Task details: Here are records with pictures in them. Copy all of them exactly and leave the pictures out.

Raw data:
_ _ _ _ _ _ _

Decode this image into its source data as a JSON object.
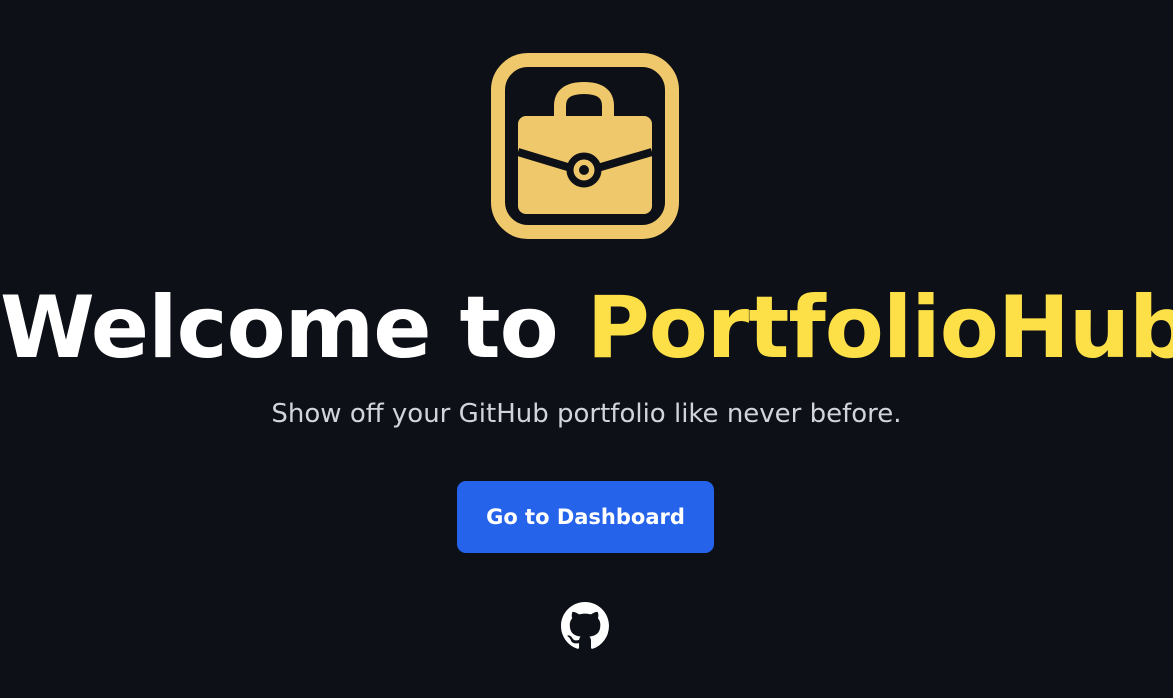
{
  "hero": {
    "headline_lead": "Welcome to",
    "headline_brand": "PortfolioHub",
    "subtitle": "Show off your GitHub portfolio like never before."
  },
  "cta": {
    "label": "Go to Dashboard"
  },
  "icons": {
    "logo": "briefcase-icon",
    "footer": "github-icon"
  },
  "colors": {
    "background": "#0d1017",
    "brand_yellow": "#fde047",
    "logo_gold": "#f0c86c",
    "button_blue": "#2563eb",
    "subtitle_gray": "#d1d5db"
  }
}
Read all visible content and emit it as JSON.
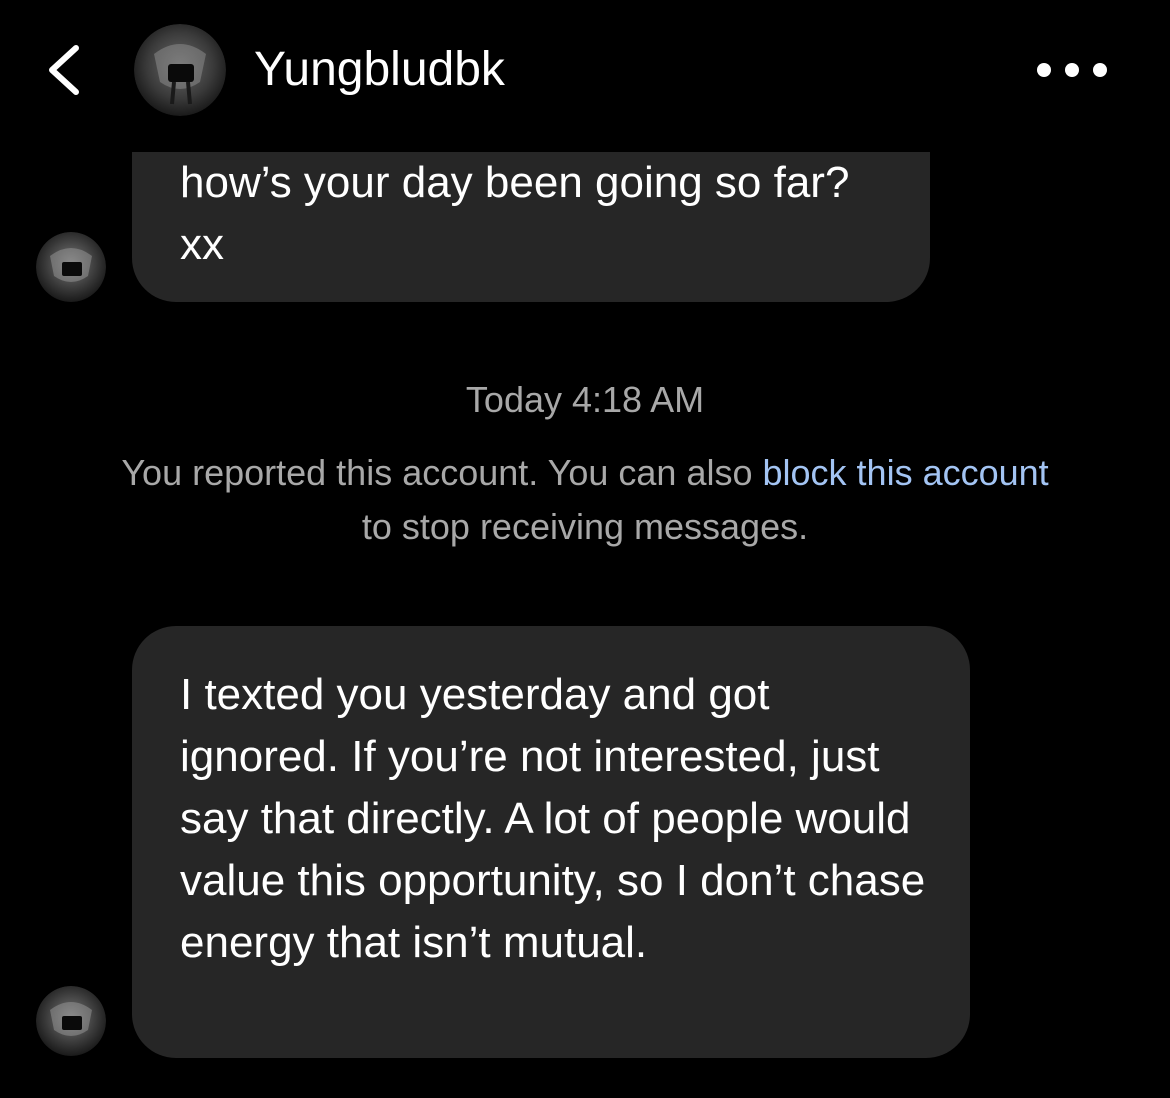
{
  "header": {
    "back_icon": "chevron-left-icon",
    "username": "Yungbludbk",
    "more_icon": "ellipsis-horizontal-icon"
  },
  "messages": [
    {
      "text": "how’s your day been going so far? xx"
    },
    {
      "text": "I texted you yesterday and got ignored. If you’re not interested, just say that directly. A lot of people would value this opportunity, so I don’t chase energy that isn’t mutual."
    }
  ],
  "timestamp": "Today 4:18 AM",
  "report_notice": {
    "before": "You reported this account. You can also ",
    "link": "block this account",
    "after": " to stop receiving messages."
  },
  "colors": {
    "background": "#000000",
    "bubble": "#262626",
    "secondary_text": "#a8a8a8",
    "link": "#a3c4f3"
  }
}
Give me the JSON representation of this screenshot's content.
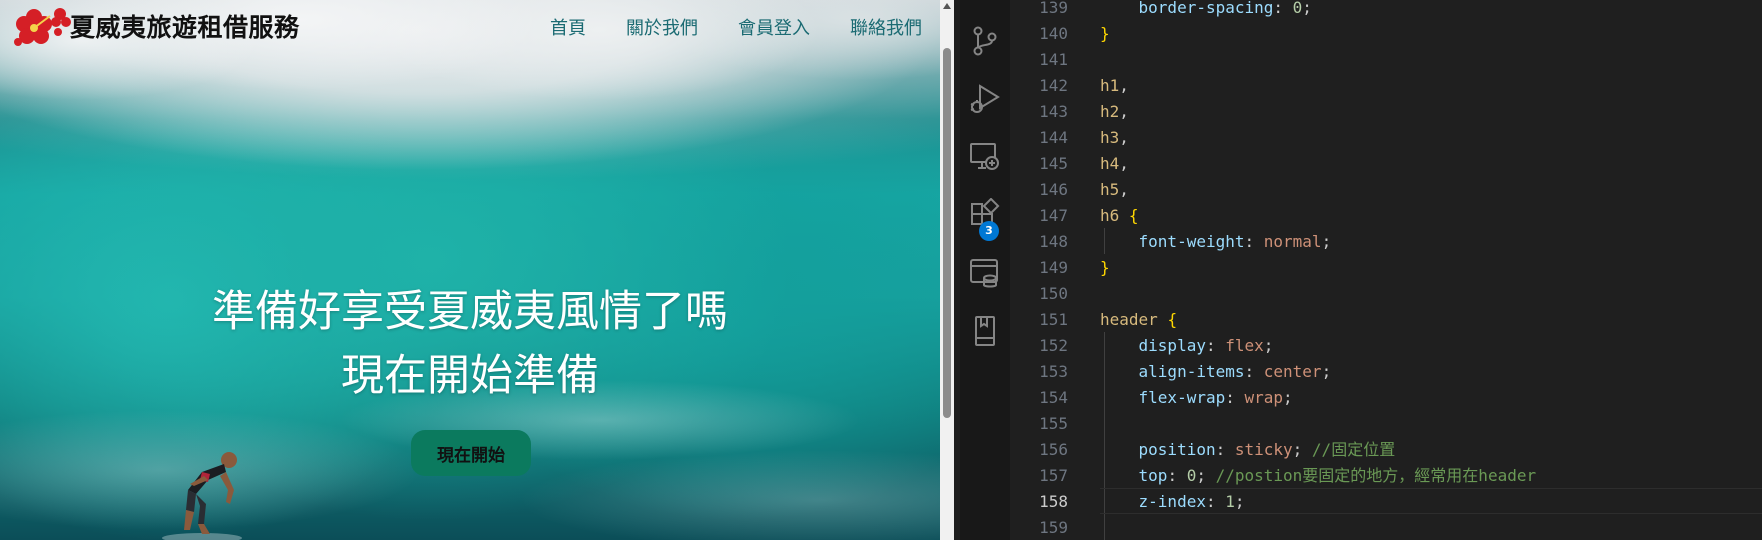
{
  "browser": {
    "brand": "夏威夷旅遊租借服務",
    "nav": [
      {
        "label": "首頁"
      },
      {
        "label": "關於我們"
      },
      {
        "label": "會員登入"
      },
      {
        "label": "聯絡我們"
      }
    ],
    "hero": {
      "line1": "準備好享受夏威夷風情了嗎",
      "line2": "現在開始準備",
      "cta": "現在開始"
    },
    "logo_color": "#d51f26",
    "nav_color": "#1b6b73",
    "cta_color": "#0b7a5e"
  },
  "vscode": {
    "activity_icons": [
      "source-control-icon",
      "run-debug-icon",
      "remote-explorer-icon",
      "extensions-icon",
      "database-icon",
      "bookmark-icon"
    ],
    "extensions_badge": "3",
    "active_line": 158,
    "lines": [
      {
        "n": "139",
        "tokens": [
          {
            "t": "    ",
            "c": "punc"
          },
          {
            "t": "border-spacing",
            "c": "prop"
          },
          {
            "t": ": ",
            "c": "punc"
          },
          {
            "t": "0",
            "c": "num"
          },
          {
            "t": ";",
            "c": "punc"
          }
        ]
      },
      {
        "n": "140",
        "tokens": [
          {
            "t": "}",
            "c": "brace"
          }
        ]
      },
      {
        "n": "141",
        "tokens": []
      },
      {
        "n": "142",
        "tokens": [
          {
            "t": "h1",
            "c": "sel"
          },
          {
            "t": ",",
            "c": "punc"
          }
        ]
      },
      {
        "n": "143",
        "tokens": [
          {
            "t": "h2",
            "c": "sel"
          },
          {
            "t": ",",
            "c": "punc"
          }
        ]
      },
      {
        "n": "144",
        "tokens": [
          {
            "t": "h3",
            "c": "sel"
          },
          {
            "t": ",",
            "c": "punc"
          }
        ]
      },
      {
        "n": "145",
        "tokens": [
          {
            "t": "h4",
            "c": "sel"
          },
          {
            "t": ",",
            "c": "punc"
          }
        ]
      },
      {
        "n": "146",
        "tokens": [
          {
            "t": "h5",
            "c": "sel"
          },
          {
            "t": ",",
            "c": "punc"
          }
        ]
      },
      {
        "n": "147",
        "tokens": [
          {
            "t": "h6",
            "c": "sel"
          },
          {
            "t": " ",
            "c": "punc"
          },
          {
            "t": "{",
            "c": "brace"
          }
        ]
      },
      {
        "n": "148",
        "tokens": [
          {
            "t": "    ",
            "c": "punc"
          },
          {
            "t": "font-weight",
            "c": "prop"
          },
          {
            "t": ": ",
            "c": "punc"
          },
          {
            "t": "normal",
            "c": "val"
          },
          {
            "t": ";",
            "c": "punc"
          }
        ]
      },
      {
        "n": "149",
        "tokens": [
          {
            "t": "}",
            "c": "brace"
          }
        ]
      },
      {
        "n": "150",
        "tokens": []
      },
      {
        "n": "151",
        "tokens": [
          {
            "t": "header",
            "c": "sel"
          },
          {
            "t": " ",
            "c": "punc"
          },
          {
            "t": "{",
            "c": "brace"
          }
        ]
      },
      {
        "n": "152",
        "tokens": [
          {
            "t": "    ",
            "c": "punc"
          },
          {
            "t": "display",
            "c": "prop"
          },
          {
            "t": ": ",
            "c": "punc"
          },
          {
            "t": "flex",
            "c": "val"
          },
          {
            "t": ";",
            "c": "punc"
          }
        ]
      },
      {
        "n": "153",
        "tokens": [
          {
            "t": "    ",
            "c": "punc"
          },
          {
            "t": "align-items",
            "c": "prop"
          },
          {
            "t": ": ",
            "c": "punc"
          },
          {
            "t": "center",
            "c": "val"
          },
          {
            "t": ";",
            "c": "punc"
          }
        ]
      },
      {
        "n": "154",
        "tokens": [
          {
            "t": "    ",
            "c": "punc"
          },
          {
            "t": "flex-wrap",
            "c": "prop"
          },
          {
            "t": ": ",
            "c": "punc"
          },
          {
            "t": "wrap",
            "c": "val"
          },
          {
            "t": ";",
            "c": "punc"
          }
        ]
      },
      {
        "n": "155",
        "tokens": []
      },
      {
        "n": "156",
        "tokens": [
          {
            "t": "    ",
            "c": "punc"
          },
          {
            "t": "position",
            "c": "prop"
          },
          {
            "t": ": ",
            "c": "punc"
          },
          {
            "t": "sticky",
            "c": "val"
          },
          {
            "t": "; ",
            "c": "punc"
          },
          {
            "t": "//固定位置",
            "c": "cmt"
          }
        ]
      },
      {
        "n": "157",
        "tokens": [
          {
            "t": "    ",
            "c": "punc"
          },
          {
            "t": "top",
            "c": "prop"
          },
          {
            "t": ": ",
            "c": "punc"
          },
          {
            "t": "0",
            "c": "num"
          },
          {
            "t": "; ",
            "c": "punc"
          },
          {
            "t": "//postion要固定的地方，經常用在header",
            "c": "cmt"
          }
        ]
      },
      {
        "n": "158",
        "tokens": [
          {
            "t": "    ",
            "c": "punc"
          },
          {
            "t": "z-index",
            "c": "prop"
          },
          {
            "t": ": ",
            "c": "punc"
          },
          {
            "t": "1",
            "c": "num"
          },
          {
            "t": ";",
            "c": "punc"
          }
        ]
      },
      {
        "n": "159",
        "tokens": []
      }
    ]
  }
}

_ _ _ _ _ _ _

Solution for this task:
Decode this image into its source data as a JSON object.
{
  "hero": {
    "headline_lead": "Welcome to",
    "headline_brand": "PortfolioHub",
    "subtitle": "Show off your GitHub portfolio like never before."
  },
  "cta": {
    "label": "Go to Dashboard"
  },
  "icons": {
    "logo": "briefcase-icon",
    "footer": "github-icon"
  },
  "colors": {
    "background": "#0d1017",
    "brand_yellow": "#fde047",
    "logo_gold": "#f0c86c",
    "button_blue": "#2563eb",
    "subtitle_gray": "#d1d5db"
  }
}
Read all visible content and emit it as JSON.
{
  "header": {
    "back_icon": "chevron-left-icon",
    "username": "Yungbludbk",
    "more_icon": "ellipsis-horizontal-icon"
  },
  "messages": [
    {
      "text": "how’s your day been going so far? xx"
    },
    {
      "text": "I texted you yesterday and got ignored. If you’re not interested, just say that directly. A lot of people would value this opportunity, so I don’t chase energy that isn’t mutual."
    }
  ],
  "timestamp": "Today 4:18 AM",
  "report_notice": {
    "before": "You reported this account. You can also ",
    "link": "block this account",
    "after": " to stop receiving messages."
  },
  "colors": {
    "background": "#000000",
    "bubble": "#262626",
    "secondary_text": "#a8a8a8",
    "link": "#a3c4f3"
  }
}
Give me the JSON representation of this screenshot's content.
{
  "browser": {
    "brand": "夏威夷旅遊租借服務",
    "nav": [
      {
        "label": "首頁"
      },
      {
        "label": "關於我們"
      },
      {
        "label": "會員登入"
      },
      {
        "label": "聯絡我們"
      }
    ],
    "hero": {
      "line1": "準備好享受夏威夷風情了嗎",
      "line2": "現在開始準備",
      "cta": "現在開始"
    },
    "logo_color": "#d51f26",
    "nav_color": "#1b6b73",
    "cta_color": "#0b7a5e"
  },
  "vscode": {
    "activity_icons": [
      "source-control-icon",
      "run-debug-icon",
      "remote-explorer-icon",
      "extensions-icon",
      "database-icon",
      "bookmark-icon"
    ],
    "extensions_badge": "3",
    "active_line": 158,
    "lines": [
      {
        "n": "139",
        "tokens": [
          {
            "t": "    ",
            "c": "punc"
          },
          {
            "t": "border-spacing",
            "c": "prop"
          },
          {
            "t": ": ",
            "c": "punc"
          },
          {
            "t": "0",
            "c": "num"
          },
          {
            "t": ";",
            "c": "punc"
          }
        ]
      },
      {
        "n": "140",
        "tokens": [
          {
            "t": "}",
            "c": "brace"
          }
        ]
      },
      {
        "n": "141",
        "tokens": []
      },
      {
        "n": "142",
        "tokens": [
          {
            "t": "h1",
            "c": "sel"
          },
          {
            "t": ",",
            "c": "punc"
          }
        ]
      },
      {
        "n": "143",
        "tokens": [
          {
            "t": "h2",
            "c": "sel"
          },
          {
            "t": ",",
            "c": "punc"
          }
        ]
      },
      {
        "n": "144",
        "tokens": [
          {
            "t": "h3",
            "c": "sel"
          },
          {
            "t": ",",
            "c": "punc"
          }
        ]
      },
      {
        "n": "145",
        "tokens": [
          {
            "t": "h4",
            "c": "sel"
          },
          {
            "t": ",",
            "c": "punc"
          }
        ]
      },
      {
        "n": "146",
        "tokens": [
          {
            "t": "h5",
            "c": "sel"
          },
          {
            "t": ",",
            "c": "punc"
          }
        ]
      },
      {
        "n": "147",
        "tokens": [
          {
            "t": "h6",
            "c": "sel"
          },
          {
            "t": " ",
            "c": "punc"
          },
          {
            "t": "{",
            "c": "brace"
          }
        ]
      },
      {
        "n": "148",
        "tokens": [
          {
            "t": "    ",
            "c": "punc"
          },
          {
            "t": "font-weight",
            "c": "prop"
          },
          {
            "t": ": ",
            "c": "punc"
          },
          {
            "t": "normal",
            "c": "val"
          },
          {
            "t": ";",
            "c": "punc"
          }
        ]
      },
      {
        "n": "149",
        "tokens": [
          {
            "t": "}",
            "c": "brace"
          }
        ]
      },
      {
        "n": "150",
        "tokens": []
      },
      {
        "n": "151",
        "tokens": [
          {
            "t": "header",
            "c": "sel"
          },
          {
            "t": " ",
            "c": "punc"
          },
          {
            "t": "{",
            "c": "brace"
          }
        ]
      },
      {
        "n": "152",
        "tokens": [
          {
            "t": "    ",
            "c": "punc"
          },
          {
            "t": "display",
            "c": "prop"
          },
          {
            "t": ": ",
            "c": "punc"
          },
          {
            "t": "flex",
            "c": "val"
          },
          {
            "t": ";",
            "c": "punc"
          }
        ]
      },
      {
        "n": "153",
        "tokens": [
          {
            "t": "    ",
            "c": "punc"
          },
          {
            "t": "align-items",
            "c": "prop"
          },
          {
            "t": ": ",
            "c": "punc"
          },
          {
            "t": "center",
            "c": "val"
          },
          {
            "t": ";",
            "c": "punc"
          }
        ]
      },
      {
        "n": "154",
        "tokens": [
          {
            "t": "    ",
            "c": "punc"
          },
          {
            "t": "flex-wrap",
            "c": "prop"
          },
          {
            "t": ": ",
            "c": "punc"
          },
          {
            "t": "wrap",
            "c": "val"
          },
          {
            "t": ";",
            "c": "punc"
          }
        ]
      },
      {
        "n": "155",
        "tokens": []
      },
      {
        "n": "156",
        "tokens": [
          {
            "t": "    ",
            "c": "punc"
          },
          {
            "t": "position",
            "c": "prop"
          },
          {
            "t": ": ",
            "c": "punc"
          },
          {
            "t": "sticky",
            "c": "val"
          },
          {
            "t": "; ",
            "c": "punc"
          },
          {
            "t": "//固定位置",
            "c": "cmt"
          }
        ]
      },
      {
        "n": "157",
        "tokens": [
          {
            "t": "    ",
            "c": "punc"
          },
          {
            "t": "top",
            "c": "prop"
          },
          {
            "t": ": ",
            "c": "punc"
          },
          {
            "t": "0",
            "c": "num"
          },
          {
            "t": "; ",
            "c": "punc"
          },
          {
            "t": "//postion要固定的地方，經常用在header",
            "c": "cmt"
          }
        ]
      },
      {
        "n": "158",
        "tokens": [
          {
            "t": "    ",
            "c": "punc"
          },
          {
            "t": "z-index",
            "c": "prop"
          },
          {
            "t": ": ",
            "c": "punc"
          },
          {
            "t": "1",
            "c": "num"
          },
          {
            "t": ";",
            "c": "punc"
          }
        ]
      },
      {
        "n": "159",
        "tokens": []
      }
    ]
  }
}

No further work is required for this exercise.